**GIVEN PROBLEM**
Write out the entries below once more, exactly.

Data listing

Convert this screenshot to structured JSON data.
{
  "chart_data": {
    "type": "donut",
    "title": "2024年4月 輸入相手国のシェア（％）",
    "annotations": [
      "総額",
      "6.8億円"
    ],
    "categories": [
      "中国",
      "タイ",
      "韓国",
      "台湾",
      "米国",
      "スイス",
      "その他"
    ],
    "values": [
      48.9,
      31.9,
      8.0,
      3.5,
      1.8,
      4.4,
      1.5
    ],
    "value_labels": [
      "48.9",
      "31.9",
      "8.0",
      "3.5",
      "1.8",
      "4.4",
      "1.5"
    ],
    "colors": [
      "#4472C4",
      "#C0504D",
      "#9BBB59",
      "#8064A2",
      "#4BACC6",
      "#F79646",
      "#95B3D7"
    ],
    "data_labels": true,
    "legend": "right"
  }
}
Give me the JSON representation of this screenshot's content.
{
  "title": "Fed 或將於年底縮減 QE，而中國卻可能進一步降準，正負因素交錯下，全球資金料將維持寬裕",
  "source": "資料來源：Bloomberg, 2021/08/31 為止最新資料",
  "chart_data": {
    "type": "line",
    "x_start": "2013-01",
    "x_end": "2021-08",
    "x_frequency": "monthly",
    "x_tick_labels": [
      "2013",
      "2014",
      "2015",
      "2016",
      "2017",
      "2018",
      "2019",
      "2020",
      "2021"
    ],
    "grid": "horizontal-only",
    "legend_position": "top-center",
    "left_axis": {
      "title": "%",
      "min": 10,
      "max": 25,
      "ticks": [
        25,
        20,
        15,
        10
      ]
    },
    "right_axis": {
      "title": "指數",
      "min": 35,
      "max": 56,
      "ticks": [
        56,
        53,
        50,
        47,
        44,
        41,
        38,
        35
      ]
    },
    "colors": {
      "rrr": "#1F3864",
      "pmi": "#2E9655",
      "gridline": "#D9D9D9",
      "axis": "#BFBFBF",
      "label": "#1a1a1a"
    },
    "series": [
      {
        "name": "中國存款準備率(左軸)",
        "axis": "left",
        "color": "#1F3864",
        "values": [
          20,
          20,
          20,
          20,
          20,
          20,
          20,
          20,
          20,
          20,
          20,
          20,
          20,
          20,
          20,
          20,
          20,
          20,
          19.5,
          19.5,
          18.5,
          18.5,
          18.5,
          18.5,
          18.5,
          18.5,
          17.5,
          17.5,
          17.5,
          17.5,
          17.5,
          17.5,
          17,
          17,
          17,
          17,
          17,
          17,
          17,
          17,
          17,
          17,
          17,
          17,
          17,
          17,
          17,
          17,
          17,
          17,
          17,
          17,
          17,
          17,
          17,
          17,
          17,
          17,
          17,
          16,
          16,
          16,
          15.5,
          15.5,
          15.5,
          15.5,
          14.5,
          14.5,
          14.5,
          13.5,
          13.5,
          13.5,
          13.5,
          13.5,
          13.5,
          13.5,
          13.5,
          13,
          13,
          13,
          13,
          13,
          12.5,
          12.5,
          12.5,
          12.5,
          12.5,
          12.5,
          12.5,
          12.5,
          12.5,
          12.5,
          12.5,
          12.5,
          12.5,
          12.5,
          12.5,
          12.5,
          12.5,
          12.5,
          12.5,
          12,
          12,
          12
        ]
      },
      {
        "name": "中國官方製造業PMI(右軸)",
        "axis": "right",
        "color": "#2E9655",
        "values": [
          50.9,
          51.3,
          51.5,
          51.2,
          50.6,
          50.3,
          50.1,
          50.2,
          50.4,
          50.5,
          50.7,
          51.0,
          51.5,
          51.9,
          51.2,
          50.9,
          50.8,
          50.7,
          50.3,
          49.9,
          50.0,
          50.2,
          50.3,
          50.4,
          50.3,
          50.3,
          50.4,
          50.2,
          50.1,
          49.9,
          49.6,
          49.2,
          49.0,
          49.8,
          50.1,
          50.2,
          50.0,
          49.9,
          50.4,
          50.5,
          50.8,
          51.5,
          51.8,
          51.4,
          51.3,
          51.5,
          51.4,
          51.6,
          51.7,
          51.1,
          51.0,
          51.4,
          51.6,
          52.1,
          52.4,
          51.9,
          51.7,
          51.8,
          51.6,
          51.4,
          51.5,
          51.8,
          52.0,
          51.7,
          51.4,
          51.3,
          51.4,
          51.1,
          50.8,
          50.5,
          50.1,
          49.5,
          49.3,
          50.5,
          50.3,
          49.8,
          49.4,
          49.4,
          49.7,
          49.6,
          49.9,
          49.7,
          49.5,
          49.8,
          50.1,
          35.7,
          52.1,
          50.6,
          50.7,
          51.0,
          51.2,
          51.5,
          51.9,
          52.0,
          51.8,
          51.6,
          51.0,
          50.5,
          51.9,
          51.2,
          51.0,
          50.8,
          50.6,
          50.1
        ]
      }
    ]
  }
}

**SOLVED PROBLEM**
Convert this screenshot to structured JSON data.
{
  "chart_data": {
    "type": "donut",
    "title": "2024年4月 輸入相手国のシェア（％）",
    "annotations": [
      "総額",
      "6.8億円"
    ],
    "categories": [
      "中国",
      "タイ",
      "韓国",
      "台湾",
      "米国",
      "スイス",
      "その他"
    ],
    "values": [
      48.9,
      31.9,
      8.0,
      3.5,
      1.8,
      4.4,
      1.5
    ],
    "value_labels": [
      "48.9",
      "31.9",
      "8.0",
      "3.5",
      "1.8",
      "4.4",
      "1.5"
    ],
    "colors": [
      "#4472C4",
      "#C0504D",
      "#9BBB59",
      "#8064A2",
      "#4BACC6",
      "#F79646",
      "#95B3D7"
    ],
    "data_labels": true,
    "legend": "right"
  }
}
Give me the JSON representation of this screenshot's content.
{
  "title": "Fed 或將於年底縮減 QE，而中國卻可能進一步降準，正負因素交錯下，全球資金料將維持寬裕",
  "source": "資料來源：Bloomberg, 2021/08/31 為止最新資料",
  "chart_data": {
    "type": "line",
    "x_start": "2013-01",
    "x_end": "2021-08",
    "x_frequency": "monthly",
    "x_tick_labels": [
      "2013",
      "2014",
      "2015",
      "2016",
      "2017",
      "2018",
      "2019",
      "2020",
      "2021"
    ],
    "grid": "horizontal-only",
    "legend_position": "top-center",
    "left_axis": {
      "title": "%",
      "min": 10,
      "max": 25,
      "ticks": [
        25,
        20,
        15,
        10
      ]
    },
    "right_axis": {
      "title": "指數",
      "min": 35,
      "max": 56,
      "ticks": [
        56,
        53,
        50,
        47,
        44,
        41,
        38,
        35
      ]
    },
    "colors": {
      "rrr": "#1F3864",
      "pmi": "#2E9655",
      "gridline": "#D9D9D9",
      "axis": "#BFBFBF",
      "label": "#1a1a1a"
    },
    "series": [
      {
        "name": "中國存款準備率(左軸)",
        "axis": "left",
        "color": "#1F3864",
        "values": [
          20,
          20,
          20,
          20,
          20,
          20,
          20,
          20,
          20,
          20,
          20,
          20,
          20,
          20,
          20,
          20,
          20,
          20,
          19.5,
          19.5,
          18.5,
          18.5,
          18.5,
          18.5,
          18.5,
          18.5,
          17.5,
          17.5,
          17.5,
          17.5,
          17.5,
          17.5,
          17,
          17,
          17,
          17,
          17,
          17,
          17,
          17,
          17,
          17,
          17,
          17,
          17,
          17,
          17,
          17,
          17,
          17,
          17,
          17,
          17,
          17,
          17,
          17,
          17,
          17,
          17,
          16,
          16,
          16,
          15.5,
          15.5,
          15.5,
          15.5,
          14.5,
          14.5,
          14.5,
          13.5,
          13.5,
          13.5,
          13.5,
          13.5,
          13.5,
          13.5,
          13.5,
          13,
          13,
          13,
          13,
          13,
          12.5,
          12.5,
          12.5,
          12.5,
          12.5,
          12.5,
          12.5,
          12.5,
          12.5,
          12.5,
          12.5,
          12.5,
          12.5,
          12.5,
          12.5,
          12.5,
          12.5,
          12.5,
          12.5,
          12,
          12,
          12
        ]
      },
      {
        "name": "中國官方製造業PMI(右軸)",
        "axis": "right",
        "color": "#2E9655",
        "values": [
          50.9,
          51.3,
          51.5,
          51.2,
          50.6,
          50.3,
          50.1,
          50.2,
          50.4,
          50.5,
          50.7,
          51.0,
          51.5,
          51.9,
          51.2,
          50.9,
          50.8,
          50.7,
          50.3,
          49.9,
          50.0,
          50.2,
          50.3,
          50.4,
          50.3,
          50.3,
          50.4,
          50.2,
          50.1,
          49.9,
          49.6,
          49.2,
          49.0,
          49.8,
          50.1,
          50.2,
          50.0,
          49.9,
          50.4,
          50.5,
          50.8,
          51.5,
          51.8,
          51.4,
          51.3,
          51.5,
          51.4,
          51.6,
          51.7,
          51.1,
          51.0,
          51.4,
          51.6,
          52.1,
          52.4,
          51.9,
          51.7,
          51.8,
          51.6,
          51.4,
          51.5,
          51.8,
          52.0,
          51.7,
          51.4,
          51.3,
          51.4,
          51.1,
          50.8,
          50.5,
          50.1,
          49.5,
          49.3,
          50.5,
          50.3,
          49.8,
          49.4,
          49.4,
          49.7,
          49.6,
          49.9,
          49.7,
          49.5,
          49.8,
          50.1,
          35.7,
          52.1,
          50.6,
          50.7,
          51.0,
          51.2,
          51.5,
          51.9,
          52.0,
          51.8,
          51.6,
          51.0,
          50.5,
          51.9,
          51.2,
          51.0,
          50.8,
          50.6,
          50.1
        ]
      }
    ]
  }
}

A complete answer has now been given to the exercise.